>> start The data
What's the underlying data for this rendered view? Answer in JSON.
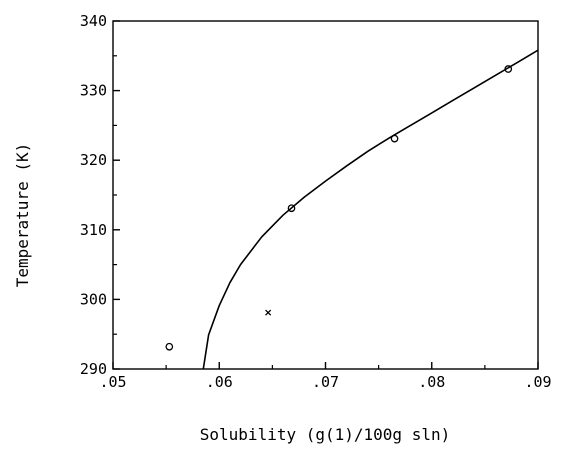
{
  "chart_data": {
    "type": "scatter",
    "title": "",
    "xlabel": "Solubility (g(1)/100g sln)",
    "ylabel": "Temperature (K)",
    "xlim": [
      0.05,
      0.09
    ],
    "ylim": [
      290,
      340
    ],
    "x_ticks": [
      0.05,
      0.06,
      0.07,
      0.08,
      0.09
    ],
    "x_tick_labels": [
      ".05",
      ".06",
      ".07",
      ".08",
      ".09"
    ],
    "y_ticks": [
      290,
      300,
      310,
      320,
      330,
      340
    ],
    "y_tick_labels": [
      "290",
      "300",
      "310",
      "320",
      "330",
      "340"
    ],
    "grid": false,
    "series": [
      {
        "marker": "circle",
        "x": [
          0.0553,
          0.0668,
          0.0765,
          0.0872
        ],
        "y": [
          293.2,
          313.1,
          323.1,
          333.1
        ]
      },
      {
        "marker": "cross",
        "x": [
          0.0646
        ],
        "y": [
          298.1
        ]
      },
      {
        "marker": "line",
        "x": [
          0.0585,
          0.059,
          0.06,
          0.061,
          0.062,
          0.064,
          0.066,
          0.068,
          0.07,
          0.072,
          0.074,
          0.076,
          0.078,
          0.08,
          0.082,
          0.084,
          0.086,
          0.088,
          0.09
        ],
        "y": [
          290.0,
          294.9,
          299.1,
          302.4,
          305.0,
          309.0,
          312.1,
          314.7,
          317.0,
          319.2,
          321.3,
          323.2,
          325.0,
          326.8,
          328.6,
          330.4,
          332.2,
          334.0,
          335.8
        ]
      }
    ]
  }
}
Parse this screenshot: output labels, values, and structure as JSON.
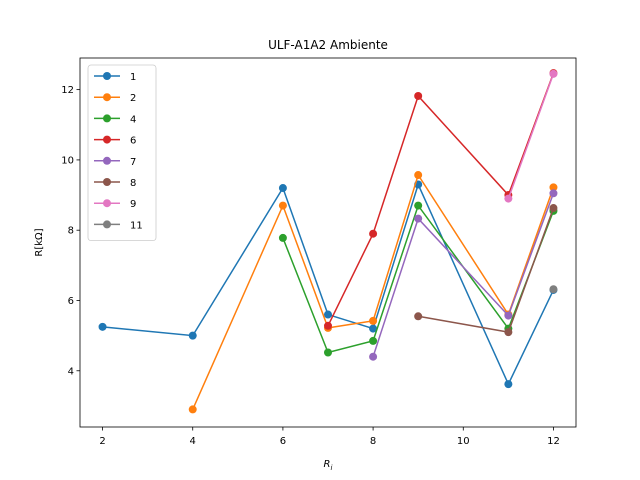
{
  "chart_data": {
    "type": "line",
    "title": "ULF-A1A2 Ambiente",
    "xlabel": "R",
    "xlabel_subscript": "i",
    "ylabel": "R[kΩ]",
    "xlim": [
      1.5,
      12.5
    ],
    "ylim": [
      2.4,
      12.9
    ],
    "xticks": [
      2,
      4,
      6,
      8,
      10,
      12
    ],
    "yticks": [
      4,
      6,
      8,
      10,
      12
    ],
    "grid": false,
    "legend_position": "upper-left",
    "series": [
      {
        "name": "1",
        "color": "#1f77b4",
        "x": [
          2,
          4,
          6,
          7,
          8,
          9,
          11,
          12
        ],
        "y": [
          5.25,
          5.0,
          9.2,
          5.6,
          5.2,
          9.3,
          3.62,
          6.3
        ]
      },
      {
        "name": "2",
        "color": "#ff7f0e",
        "x": [
          4,
          6,
          7,
          8,
          9,
          11,
          12
        ],
        "y": [
          2.9,
          8.7,
          5.22,
          5.42,
          9.57,
          5.6,
          9.22
        ]
      },
      {
        "name": "4",
        "color": "#2ca02c",
        "x": [
          6,
          7,
          8,
          9,
          11,
          12
        ],
        "y": [
          7.78,
          4.52,
          4.85,
          8.7,
          5.2,
          8.55
        ]
      },
      {
        "name": "6",
        "color": "#d62728",
        "x": [
          7,
          8,
          9,
          11,
          12
        ],
        "y": [
          5.28,
          7.9,
          11.82,
          9.0,
          12.47
        ]
      },
      {
        "name": "7",
        "color": "#9467bd",
        "x": [
          8,
          9,
          11,
          12
        ],
        "y": [
          4.4,
          8.33,
          5.57,
          9.05
        ]
      },
      {
        "name": "8",
        "color": "#8c564b",
        "x": [
          9,
          11,
          12
        ],
        "y": [
          5.55,
          5.1,
          8.63
        ]
      },
      {
        "name": "9",
        "color": "#e377c2",
        "x": [
          11,
          12
        ],
        "y": [
          8.9,
          12.45
        ]
      },
      {
        "name": "11",
        "color": "#7f7f7f",
        "x": [
          12
        ],
        "y": [
          6.32
        ]
      }
    ]
  }
}
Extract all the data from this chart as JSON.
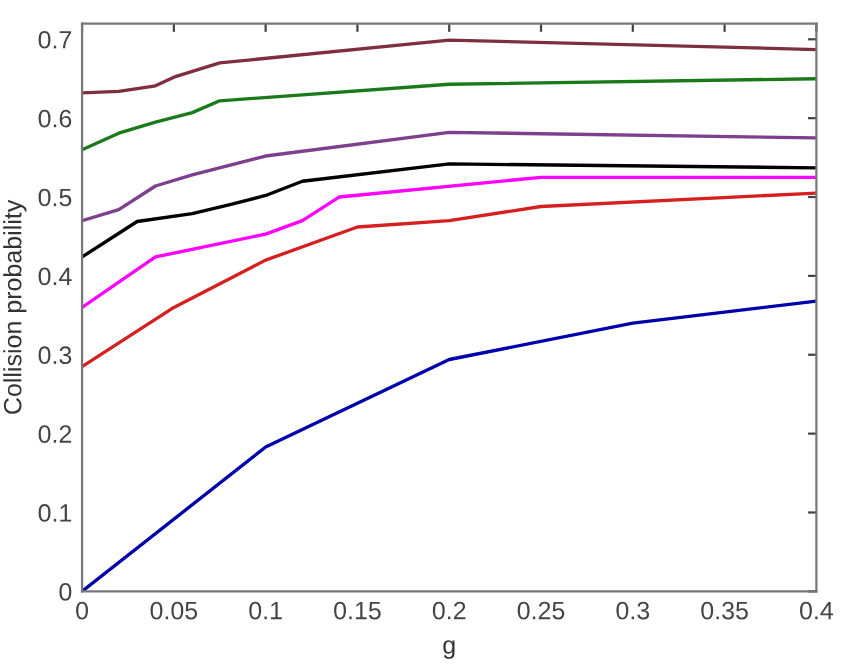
{
  "chart_data": {
    "type": "line",
    "xlabel": "g",
    "ylabel": "Collision probability",
    "xlim": [
      0,
      0.4
    ],
    "xticks": [
      0,
      0.05,
      0.1,
      0.15,
      0.2,
      0.25,
      0.3,
      0.35,
      0.4
    ],
    "ylim": [
      0,
      0.72
    ],
    "yticks": [
      0,
      0.1,
      0.2,
      0.3,
      0.4,
      0.5,
      0.6,
      0.7
    ],
    "grid": false,
    "legend": false,
    "marker": "none",
    "line_style": "solid",
    "series": [
      {
        "color": "#7e2f3f",
        "x": [
          0,
          0.02,
          0.04,
          0.05,
          0.075,
          0.2,
          0.4
        ],
        "values": [
          0.632,
          0.634,
          0.641,
          0.652,
          0.67,
          0.699,
          0.687
        ]
      },
      {
        "color": "#1a7a1a",
        "x": [
          0,
          0.02,
          0.04,
          0.06,
          0.075,
          0.2,
          0.4
        ],
        "values": [
          0.56,
          0.581,
          0.595,
          0.607,
          0.622,
          0.643,
          0.65
        ]
      },
      {
        "color": "#7e3f8e",
        "x": [
          0,
          0.02,
          0.04,
          0.06,
          0.1,
          0.2,
          0.4
        ],
        "values": [
          0.47,
          0.484,
          0.514,
          0.528,
          0.552,
          0.582,
          0.575
        ]
      },
      {
        "color": "#000000",
        "x": [
          0,
          0.03,
          0.06,
          0.08,
          0.1,
          0.12,
          0.2,
          0.4
        ],
        "values": [
          0.424,
          0.469,
          0.479,
          0.49,
          0.502,
          0.52,
          0.542,
          0.537
        ]
      },
      {
        "color": "#ff00ff",
        "x": [
          0,
          0.04,
          0.1,
          0.12,
          0.14,
          0.25,
          0.4
        ],
        "values": [
          0.36,
          0.424,
          0.453,
          0.47,
          0.5,
          0.525,
          0.525
        ]
      },
      {
        "color": "#d62020",
        "x": [
          0,
          0.05,
          0.1,
          0.15,
          0.2,
          0.25,
          0.4
        ],
        "values": [
          0.285,
          0.36,
          0.42,
          0.462,
          0.47,
          0.488,
          0.505
        ]
      },
      {
        "color": "#0000aa",
        "x": [
          0,
          0.1,
          0.2,
          0.3,
          0.4
        ],
        "values": [
          0,
          0.183,
          0.294,
          0.34,
          0.368
        ]
      }
    ]
  }
}
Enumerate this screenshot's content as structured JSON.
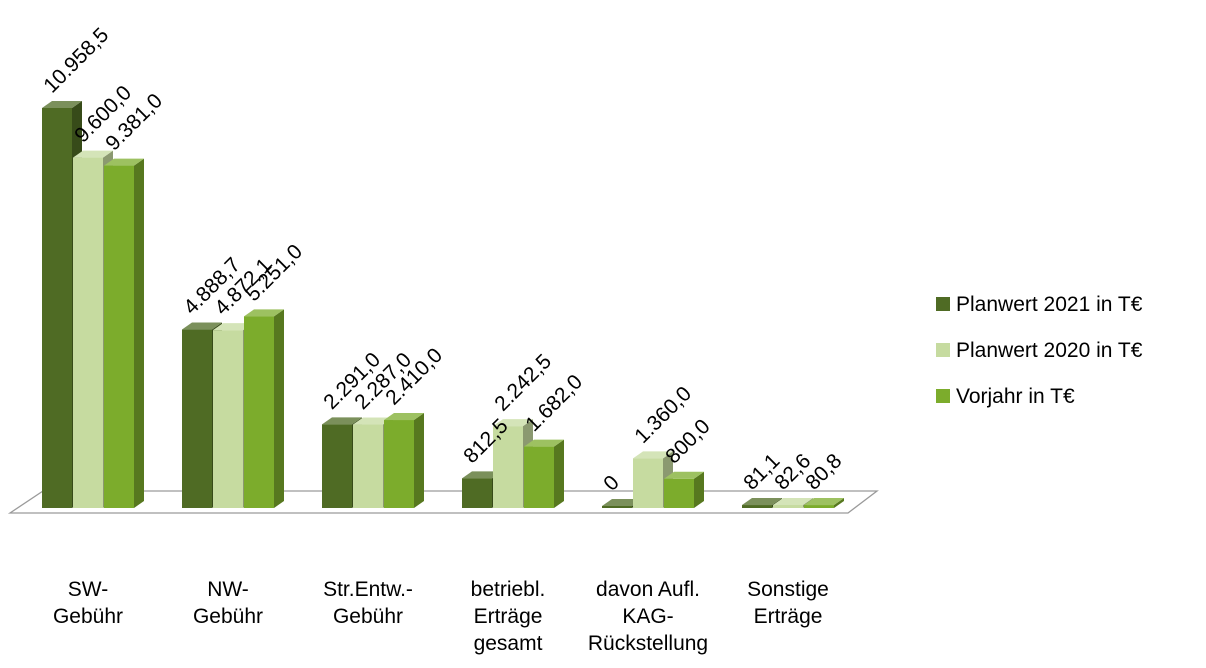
{
  "chart_data": {
    "type": "bar",
    "style": "3d-clustered-column",
    "title": "",
    "xlabel": "",
    "ylabel": "",
    "ylim": [
      0,
      12000
    ],
    "grid": false,
    "legend_position": "right",
    "categories": [
      [
        "SW-",
        "Gebühr"
      ],
      [
        "NW-",
        "Gebühr"
      ],
      [
        "Str.Entw.-",
        "Gebühr"
      ],
      [
        "betriebl.",
        "Erträge",
        "gesamt"
      ],
      [
        "davon Aufl.",
        "KAG-",
        "Rückstellung"
      ],
      [
        "Sonstige",
        "Erträge"
      ]
    ],
    "series": [
      {
        "name": "Planwert 2021 in T€",
        "color": "#4f6b24",
        "values": [
          10958.5,
          4888.7,
          2291.0,
          812.5,
          0,
          81.1
        ],
        "labels": [
          "10.958,5",
          "4.888,7",
          "2.291,0",
          "812,5",
          "0",
          "81,1"
        ]
      },
      {
        "name": "Planwert 2020 in T€",
        "color": "#c6dba0",
        "values": [
          9600.0,
          4872.1,
          2287.0,
          2242.5,
          1360.0,
          82.6
        ],
        "labels": [
          "9.600,0",
          "4.872,1",
          "2.287,0",
          "2.242,5",
          "1.360,0",
          "82,6"
        ]
      },
      {
        "name": "Vorjahr in T€",
        "color": "#7cac2c",
        "values": [
          9381.0,
          5251.0,
          2410.0,
          1682.0,
          800.0,
          80.8
        ],
        "labels": [
          "9.381,0",
          "5.251,0",
          "2.410,0",
          "1.682,0",
          "800,0",
          "80,8"
        ]
      }
    ]
  }
}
>> end The data
• **Objective**: Which lines hold the word "Planwert"? Copy every one of them.

• **Response below**:
        "name": "Planwert 2021 in T€",
        "name": "Planwert 2020 in T€",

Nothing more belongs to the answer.